Below are records; work out how many of their lines contain "type" and give only that number.

Rows from a figure dataset
------------------------------------------------------------------------

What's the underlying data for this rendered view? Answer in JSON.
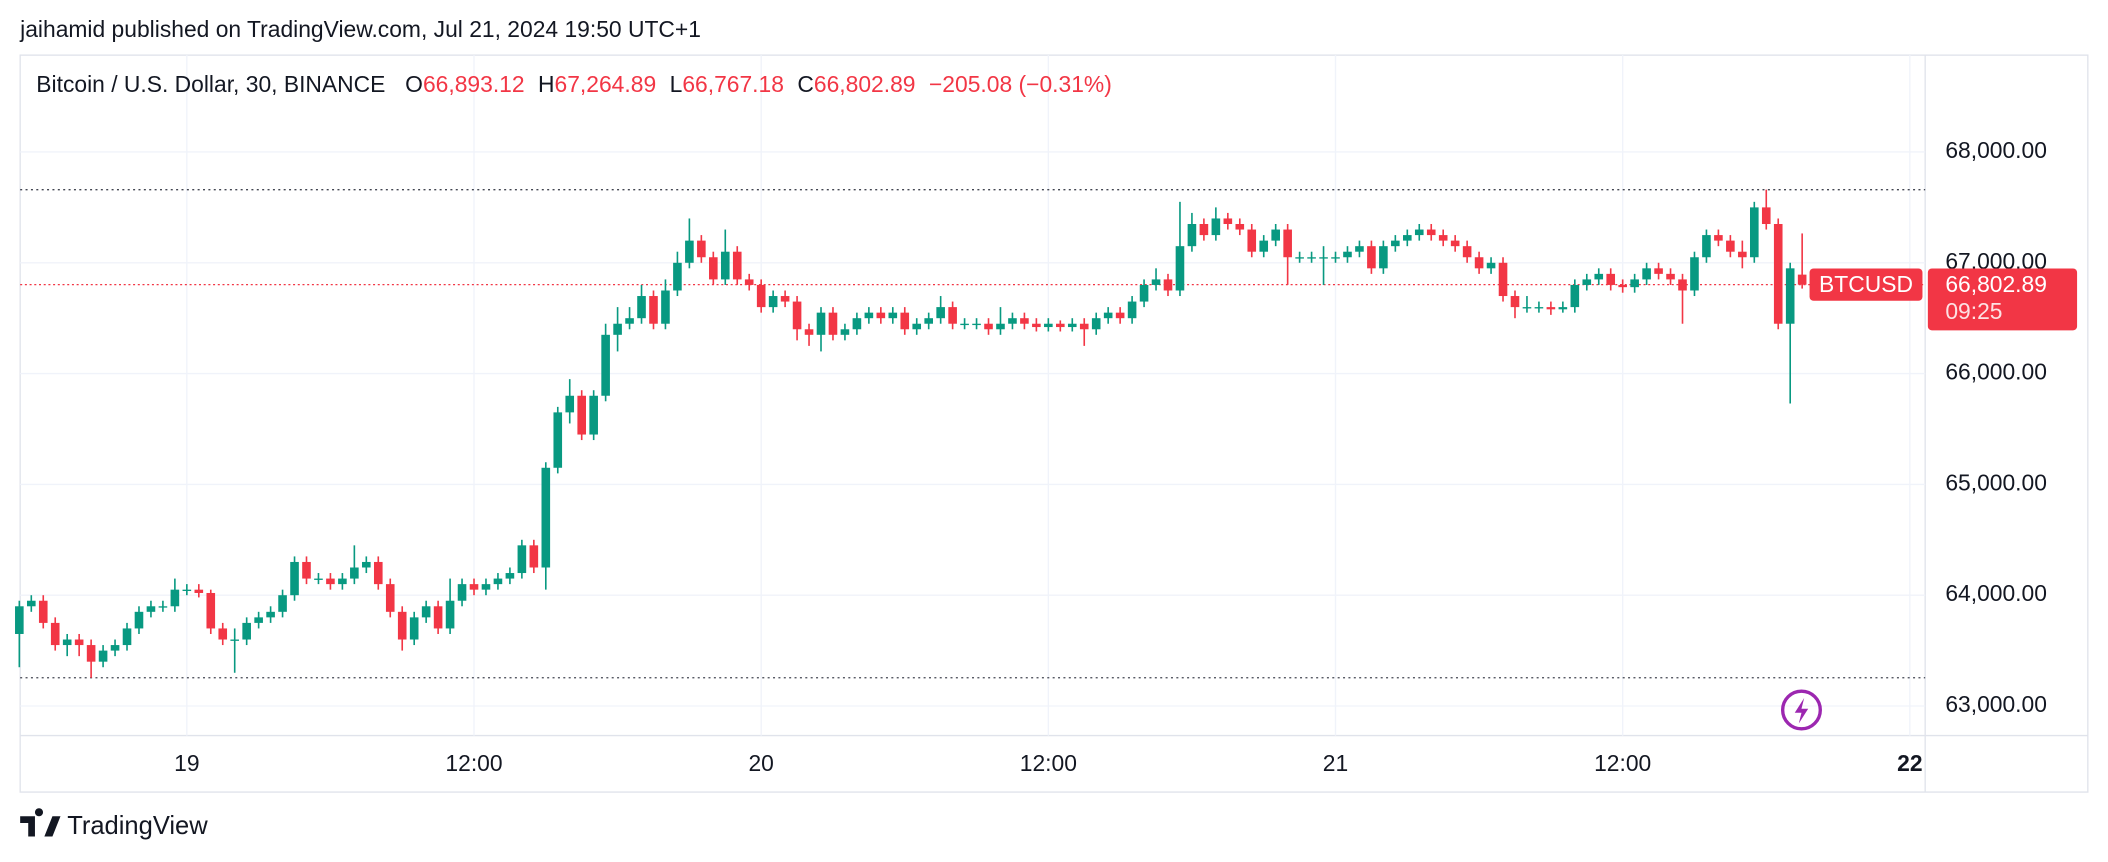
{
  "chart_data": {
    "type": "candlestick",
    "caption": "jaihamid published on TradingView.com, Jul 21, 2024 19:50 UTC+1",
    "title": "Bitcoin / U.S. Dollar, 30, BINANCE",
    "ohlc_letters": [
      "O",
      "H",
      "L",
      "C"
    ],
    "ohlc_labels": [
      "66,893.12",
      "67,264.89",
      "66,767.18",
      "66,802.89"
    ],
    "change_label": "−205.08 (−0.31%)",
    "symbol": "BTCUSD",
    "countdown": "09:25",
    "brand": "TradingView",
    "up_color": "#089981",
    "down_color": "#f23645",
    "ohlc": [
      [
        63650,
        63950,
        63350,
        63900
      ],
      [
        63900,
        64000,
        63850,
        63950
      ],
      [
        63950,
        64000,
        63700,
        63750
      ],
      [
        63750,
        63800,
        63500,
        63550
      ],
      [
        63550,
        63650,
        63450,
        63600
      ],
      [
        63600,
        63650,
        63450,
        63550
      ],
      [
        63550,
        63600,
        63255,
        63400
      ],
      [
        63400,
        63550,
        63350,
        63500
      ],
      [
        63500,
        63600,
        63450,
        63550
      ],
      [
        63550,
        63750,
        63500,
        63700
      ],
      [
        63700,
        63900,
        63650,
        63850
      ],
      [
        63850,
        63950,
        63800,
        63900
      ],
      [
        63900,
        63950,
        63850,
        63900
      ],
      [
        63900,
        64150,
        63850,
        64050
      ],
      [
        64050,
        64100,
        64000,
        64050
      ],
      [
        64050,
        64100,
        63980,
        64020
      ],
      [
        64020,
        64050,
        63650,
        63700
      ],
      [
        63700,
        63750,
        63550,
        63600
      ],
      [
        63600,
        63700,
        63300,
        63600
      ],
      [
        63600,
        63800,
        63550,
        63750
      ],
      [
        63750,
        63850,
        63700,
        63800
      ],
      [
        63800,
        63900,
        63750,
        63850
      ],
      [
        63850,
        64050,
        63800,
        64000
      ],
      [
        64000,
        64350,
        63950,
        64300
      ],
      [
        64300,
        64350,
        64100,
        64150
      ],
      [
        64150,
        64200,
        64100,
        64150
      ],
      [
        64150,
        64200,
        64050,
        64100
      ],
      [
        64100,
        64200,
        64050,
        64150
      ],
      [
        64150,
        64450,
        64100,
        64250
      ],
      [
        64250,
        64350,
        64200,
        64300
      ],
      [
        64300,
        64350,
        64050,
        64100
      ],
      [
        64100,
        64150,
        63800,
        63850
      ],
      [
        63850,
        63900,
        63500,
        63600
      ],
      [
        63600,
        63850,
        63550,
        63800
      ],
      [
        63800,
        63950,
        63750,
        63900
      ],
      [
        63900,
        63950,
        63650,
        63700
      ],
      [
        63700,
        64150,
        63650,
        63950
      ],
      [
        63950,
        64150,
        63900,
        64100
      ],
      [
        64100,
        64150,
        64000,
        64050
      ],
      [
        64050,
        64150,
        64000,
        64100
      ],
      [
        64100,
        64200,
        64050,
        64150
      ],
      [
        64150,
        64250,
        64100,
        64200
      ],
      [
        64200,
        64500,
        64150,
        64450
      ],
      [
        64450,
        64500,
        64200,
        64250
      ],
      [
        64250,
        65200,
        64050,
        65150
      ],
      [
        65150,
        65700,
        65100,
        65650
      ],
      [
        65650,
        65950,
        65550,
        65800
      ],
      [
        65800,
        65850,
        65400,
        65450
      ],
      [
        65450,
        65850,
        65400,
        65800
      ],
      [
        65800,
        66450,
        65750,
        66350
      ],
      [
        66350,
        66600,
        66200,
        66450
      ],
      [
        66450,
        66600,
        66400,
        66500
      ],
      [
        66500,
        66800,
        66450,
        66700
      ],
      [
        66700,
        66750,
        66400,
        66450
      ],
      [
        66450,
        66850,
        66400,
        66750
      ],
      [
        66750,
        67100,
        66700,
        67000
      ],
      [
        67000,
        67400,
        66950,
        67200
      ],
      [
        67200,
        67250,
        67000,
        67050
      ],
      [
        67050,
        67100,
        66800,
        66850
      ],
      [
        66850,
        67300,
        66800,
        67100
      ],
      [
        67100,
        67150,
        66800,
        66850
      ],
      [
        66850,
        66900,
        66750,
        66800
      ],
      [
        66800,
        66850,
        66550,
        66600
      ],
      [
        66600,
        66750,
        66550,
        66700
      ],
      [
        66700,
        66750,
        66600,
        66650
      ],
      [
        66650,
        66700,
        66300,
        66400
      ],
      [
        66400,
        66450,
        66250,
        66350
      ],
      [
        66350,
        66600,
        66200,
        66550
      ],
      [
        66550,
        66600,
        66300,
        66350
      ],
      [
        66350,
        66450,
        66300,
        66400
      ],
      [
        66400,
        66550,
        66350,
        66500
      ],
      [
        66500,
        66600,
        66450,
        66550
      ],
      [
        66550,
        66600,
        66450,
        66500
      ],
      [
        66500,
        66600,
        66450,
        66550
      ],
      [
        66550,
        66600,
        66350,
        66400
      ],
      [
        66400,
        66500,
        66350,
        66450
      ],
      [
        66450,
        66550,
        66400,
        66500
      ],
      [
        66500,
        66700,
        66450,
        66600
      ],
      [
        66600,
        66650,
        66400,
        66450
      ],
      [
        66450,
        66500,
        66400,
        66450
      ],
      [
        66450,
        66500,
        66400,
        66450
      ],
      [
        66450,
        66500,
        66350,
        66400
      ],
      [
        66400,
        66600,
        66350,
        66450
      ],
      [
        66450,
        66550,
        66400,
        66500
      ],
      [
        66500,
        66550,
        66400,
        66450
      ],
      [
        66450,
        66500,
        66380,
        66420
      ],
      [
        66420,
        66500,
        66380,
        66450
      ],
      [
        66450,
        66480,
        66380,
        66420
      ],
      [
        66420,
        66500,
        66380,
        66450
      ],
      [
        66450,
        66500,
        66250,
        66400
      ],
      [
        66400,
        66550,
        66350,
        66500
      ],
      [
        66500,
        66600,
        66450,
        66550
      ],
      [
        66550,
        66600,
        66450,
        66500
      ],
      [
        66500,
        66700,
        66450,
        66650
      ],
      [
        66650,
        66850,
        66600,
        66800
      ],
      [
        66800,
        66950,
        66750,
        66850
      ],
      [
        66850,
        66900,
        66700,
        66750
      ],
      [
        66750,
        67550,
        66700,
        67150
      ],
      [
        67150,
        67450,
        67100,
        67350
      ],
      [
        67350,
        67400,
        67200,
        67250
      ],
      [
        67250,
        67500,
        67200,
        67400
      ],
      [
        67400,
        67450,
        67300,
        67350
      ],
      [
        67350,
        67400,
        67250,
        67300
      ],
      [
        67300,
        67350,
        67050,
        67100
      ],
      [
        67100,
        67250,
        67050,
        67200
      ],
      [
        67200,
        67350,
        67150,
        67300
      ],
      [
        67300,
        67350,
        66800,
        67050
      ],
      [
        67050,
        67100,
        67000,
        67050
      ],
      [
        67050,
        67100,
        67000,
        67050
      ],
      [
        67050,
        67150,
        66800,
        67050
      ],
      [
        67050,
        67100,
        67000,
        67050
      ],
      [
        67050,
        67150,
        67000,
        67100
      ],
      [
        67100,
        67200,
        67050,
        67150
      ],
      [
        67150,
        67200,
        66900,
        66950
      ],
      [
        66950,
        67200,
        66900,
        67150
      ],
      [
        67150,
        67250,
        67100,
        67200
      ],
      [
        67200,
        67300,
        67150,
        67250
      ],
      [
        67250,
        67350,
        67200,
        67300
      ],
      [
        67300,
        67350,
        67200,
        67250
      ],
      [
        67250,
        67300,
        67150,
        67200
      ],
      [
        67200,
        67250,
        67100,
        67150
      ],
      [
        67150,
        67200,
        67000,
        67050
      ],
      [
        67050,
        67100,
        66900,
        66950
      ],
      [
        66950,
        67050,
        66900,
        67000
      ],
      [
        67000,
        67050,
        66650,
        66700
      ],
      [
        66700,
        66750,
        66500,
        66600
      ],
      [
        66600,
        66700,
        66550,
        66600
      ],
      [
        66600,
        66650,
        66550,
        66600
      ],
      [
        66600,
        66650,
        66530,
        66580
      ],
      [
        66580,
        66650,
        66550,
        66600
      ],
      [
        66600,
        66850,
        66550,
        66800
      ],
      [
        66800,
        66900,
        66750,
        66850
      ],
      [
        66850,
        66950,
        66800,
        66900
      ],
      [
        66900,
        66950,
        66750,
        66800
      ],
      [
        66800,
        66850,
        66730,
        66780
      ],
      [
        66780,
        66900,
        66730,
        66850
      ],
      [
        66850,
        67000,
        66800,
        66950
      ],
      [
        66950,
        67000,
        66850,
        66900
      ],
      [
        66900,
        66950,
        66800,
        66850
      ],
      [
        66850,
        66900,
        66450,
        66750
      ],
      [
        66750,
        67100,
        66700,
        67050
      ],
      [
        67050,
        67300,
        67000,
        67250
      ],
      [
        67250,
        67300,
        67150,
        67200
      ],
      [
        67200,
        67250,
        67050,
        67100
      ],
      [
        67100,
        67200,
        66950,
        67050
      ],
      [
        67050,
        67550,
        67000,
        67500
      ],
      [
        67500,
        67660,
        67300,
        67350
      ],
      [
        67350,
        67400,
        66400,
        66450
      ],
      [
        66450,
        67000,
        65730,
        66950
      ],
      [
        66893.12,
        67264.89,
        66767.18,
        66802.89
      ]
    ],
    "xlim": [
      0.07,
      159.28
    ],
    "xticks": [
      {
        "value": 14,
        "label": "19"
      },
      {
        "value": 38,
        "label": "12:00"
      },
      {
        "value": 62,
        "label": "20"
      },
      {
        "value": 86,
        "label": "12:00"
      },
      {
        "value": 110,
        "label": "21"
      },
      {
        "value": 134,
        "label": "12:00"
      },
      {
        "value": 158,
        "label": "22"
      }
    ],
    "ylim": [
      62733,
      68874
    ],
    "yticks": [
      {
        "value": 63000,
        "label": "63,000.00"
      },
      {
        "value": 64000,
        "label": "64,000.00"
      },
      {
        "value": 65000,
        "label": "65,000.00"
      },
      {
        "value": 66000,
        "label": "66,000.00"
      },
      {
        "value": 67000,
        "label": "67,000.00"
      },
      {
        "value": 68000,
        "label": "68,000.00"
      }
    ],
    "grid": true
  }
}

------------------------------------------------------------------------

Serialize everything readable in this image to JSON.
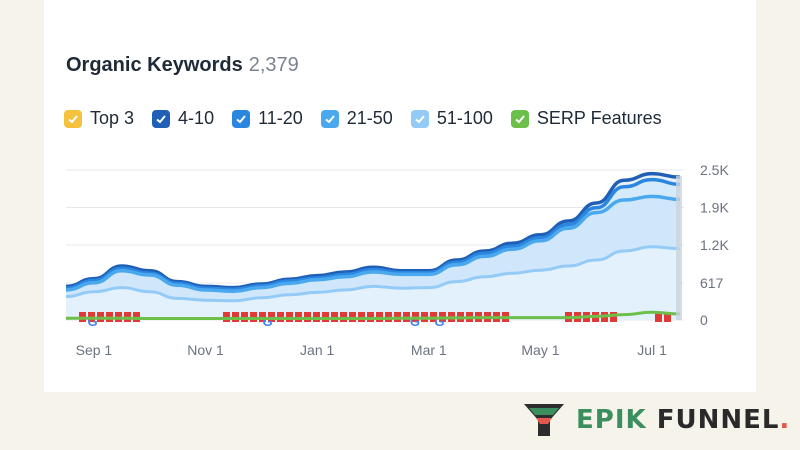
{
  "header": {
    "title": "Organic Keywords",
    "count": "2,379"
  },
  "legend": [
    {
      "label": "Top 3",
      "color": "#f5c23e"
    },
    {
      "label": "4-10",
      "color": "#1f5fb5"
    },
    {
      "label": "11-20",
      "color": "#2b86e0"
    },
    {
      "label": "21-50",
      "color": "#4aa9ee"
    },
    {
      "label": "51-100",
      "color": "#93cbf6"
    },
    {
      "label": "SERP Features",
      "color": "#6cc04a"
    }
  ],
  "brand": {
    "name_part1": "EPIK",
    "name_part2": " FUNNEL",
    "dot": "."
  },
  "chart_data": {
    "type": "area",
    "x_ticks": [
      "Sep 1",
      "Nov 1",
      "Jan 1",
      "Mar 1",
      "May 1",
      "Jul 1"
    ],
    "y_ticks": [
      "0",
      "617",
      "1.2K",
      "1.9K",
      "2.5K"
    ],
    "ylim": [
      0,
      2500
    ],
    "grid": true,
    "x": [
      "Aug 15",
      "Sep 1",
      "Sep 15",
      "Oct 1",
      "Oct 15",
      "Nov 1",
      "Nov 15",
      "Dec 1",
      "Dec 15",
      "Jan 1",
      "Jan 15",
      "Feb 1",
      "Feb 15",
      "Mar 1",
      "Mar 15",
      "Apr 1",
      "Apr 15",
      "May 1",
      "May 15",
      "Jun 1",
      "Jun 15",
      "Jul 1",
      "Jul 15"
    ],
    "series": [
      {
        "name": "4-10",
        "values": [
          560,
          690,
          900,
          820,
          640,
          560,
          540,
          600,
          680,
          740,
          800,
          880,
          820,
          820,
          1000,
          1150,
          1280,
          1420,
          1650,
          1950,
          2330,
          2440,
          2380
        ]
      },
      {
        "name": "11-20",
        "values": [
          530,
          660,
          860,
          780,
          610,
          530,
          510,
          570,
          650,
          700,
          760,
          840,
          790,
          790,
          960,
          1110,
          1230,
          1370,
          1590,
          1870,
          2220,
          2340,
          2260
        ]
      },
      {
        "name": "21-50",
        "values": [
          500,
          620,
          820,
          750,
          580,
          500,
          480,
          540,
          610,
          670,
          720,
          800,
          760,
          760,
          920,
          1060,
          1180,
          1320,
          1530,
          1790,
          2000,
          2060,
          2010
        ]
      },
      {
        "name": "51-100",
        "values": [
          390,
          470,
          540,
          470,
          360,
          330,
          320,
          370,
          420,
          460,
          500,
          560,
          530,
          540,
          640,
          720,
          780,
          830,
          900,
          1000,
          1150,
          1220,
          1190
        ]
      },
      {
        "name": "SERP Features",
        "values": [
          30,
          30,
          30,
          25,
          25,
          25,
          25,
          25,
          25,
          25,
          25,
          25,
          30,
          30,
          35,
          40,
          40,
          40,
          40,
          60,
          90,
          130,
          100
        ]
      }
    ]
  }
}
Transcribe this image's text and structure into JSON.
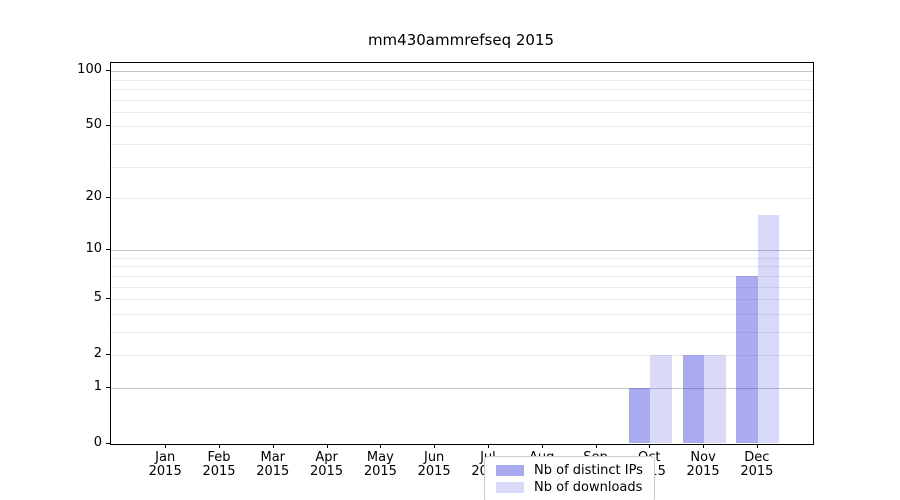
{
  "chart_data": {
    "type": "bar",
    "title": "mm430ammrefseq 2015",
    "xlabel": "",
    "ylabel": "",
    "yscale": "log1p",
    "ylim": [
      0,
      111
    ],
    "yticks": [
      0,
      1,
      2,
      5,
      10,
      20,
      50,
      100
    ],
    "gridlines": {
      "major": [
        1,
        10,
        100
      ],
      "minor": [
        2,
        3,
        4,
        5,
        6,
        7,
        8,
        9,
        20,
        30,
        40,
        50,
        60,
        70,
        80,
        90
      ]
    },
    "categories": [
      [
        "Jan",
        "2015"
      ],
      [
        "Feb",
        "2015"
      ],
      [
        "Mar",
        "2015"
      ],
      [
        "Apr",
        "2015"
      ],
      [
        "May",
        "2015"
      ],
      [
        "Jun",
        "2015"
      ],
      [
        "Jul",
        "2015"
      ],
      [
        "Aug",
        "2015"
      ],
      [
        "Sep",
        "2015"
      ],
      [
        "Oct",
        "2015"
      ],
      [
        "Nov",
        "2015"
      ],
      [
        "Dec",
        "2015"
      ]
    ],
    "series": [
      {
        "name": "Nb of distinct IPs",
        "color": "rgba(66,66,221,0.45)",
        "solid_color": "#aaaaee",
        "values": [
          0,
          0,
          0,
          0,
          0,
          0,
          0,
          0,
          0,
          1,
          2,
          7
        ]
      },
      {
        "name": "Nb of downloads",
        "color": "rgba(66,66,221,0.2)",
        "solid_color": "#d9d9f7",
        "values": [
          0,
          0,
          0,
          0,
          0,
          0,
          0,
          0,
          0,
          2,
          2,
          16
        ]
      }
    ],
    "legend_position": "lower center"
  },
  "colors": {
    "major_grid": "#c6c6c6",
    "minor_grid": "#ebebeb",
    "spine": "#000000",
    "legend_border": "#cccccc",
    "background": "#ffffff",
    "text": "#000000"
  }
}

------------------------------------------------------------------------

▸ Answer to this problem
3